[Extracted records start]

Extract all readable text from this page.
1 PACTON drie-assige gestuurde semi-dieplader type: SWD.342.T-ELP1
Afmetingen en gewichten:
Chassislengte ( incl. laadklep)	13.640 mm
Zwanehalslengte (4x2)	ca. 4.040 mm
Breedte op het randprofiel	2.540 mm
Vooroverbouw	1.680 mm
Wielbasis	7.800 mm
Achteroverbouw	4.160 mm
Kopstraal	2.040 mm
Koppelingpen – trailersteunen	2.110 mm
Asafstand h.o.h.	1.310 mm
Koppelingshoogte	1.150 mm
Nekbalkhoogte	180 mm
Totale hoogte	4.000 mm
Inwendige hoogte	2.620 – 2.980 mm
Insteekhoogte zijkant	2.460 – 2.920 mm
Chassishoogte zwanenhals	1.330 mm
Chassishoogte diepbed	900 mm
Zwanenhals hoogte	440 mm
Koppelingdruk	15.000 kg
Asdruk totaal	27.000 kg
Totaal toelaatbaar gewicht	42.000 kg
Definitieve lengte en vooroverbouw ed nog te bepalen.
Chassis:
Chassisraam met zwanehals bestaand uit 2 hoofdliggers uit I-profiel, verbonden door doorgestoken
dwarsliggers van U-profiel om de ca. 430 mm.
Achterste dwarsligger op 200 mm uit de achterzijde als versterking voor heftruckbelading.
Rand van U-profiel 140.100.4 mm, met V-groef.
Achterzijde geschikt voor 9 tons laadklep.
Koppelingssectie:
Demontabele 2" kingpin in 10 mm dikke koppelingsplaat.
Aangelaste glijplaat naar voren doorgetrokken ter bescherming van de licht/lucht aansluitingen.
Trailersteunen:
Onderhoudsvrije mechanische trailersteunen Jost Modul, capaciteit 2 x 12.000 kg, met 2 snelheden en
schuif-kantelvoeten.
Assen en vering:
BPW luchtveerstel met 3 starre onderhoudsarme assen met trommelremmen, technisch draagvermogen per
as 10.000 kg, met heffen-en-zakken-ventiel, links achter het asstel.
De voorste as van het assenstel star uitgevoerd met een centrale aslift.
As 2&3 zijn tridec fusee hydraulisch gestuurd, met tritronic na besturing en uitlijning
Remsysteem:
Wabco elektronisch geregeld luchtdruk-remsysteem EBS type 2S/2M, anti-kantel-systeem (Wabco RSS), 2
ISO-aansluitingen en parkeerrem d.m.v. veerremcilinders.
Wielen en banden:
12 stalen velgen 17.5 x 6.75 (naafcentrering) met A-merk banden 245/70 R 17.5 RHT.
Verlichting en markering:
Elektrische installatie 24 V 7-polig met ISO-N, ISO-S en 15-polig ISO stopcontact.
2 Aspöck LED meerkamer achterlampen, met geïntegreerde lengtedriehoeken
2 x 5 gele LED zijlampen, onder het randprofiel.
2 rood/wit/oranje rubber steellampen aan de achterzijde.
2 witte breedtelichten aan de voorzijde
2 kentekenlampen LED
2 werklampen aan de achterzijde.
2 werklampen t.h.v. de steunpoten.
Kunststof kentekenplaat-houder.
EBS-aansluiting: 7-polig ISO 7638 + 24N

[Extracted records end]

Find the lines containing "type" and pull them out.

_Finished answer_:
1 PACTON drie-assige gestuurde semi-dieplader type: SWD.342.T-ELP1
Wabco elektronisch geregeld luchtdruk-remsysteem EBS type 2S/2M, anti-kantel-systeem (Wabco RSS), 2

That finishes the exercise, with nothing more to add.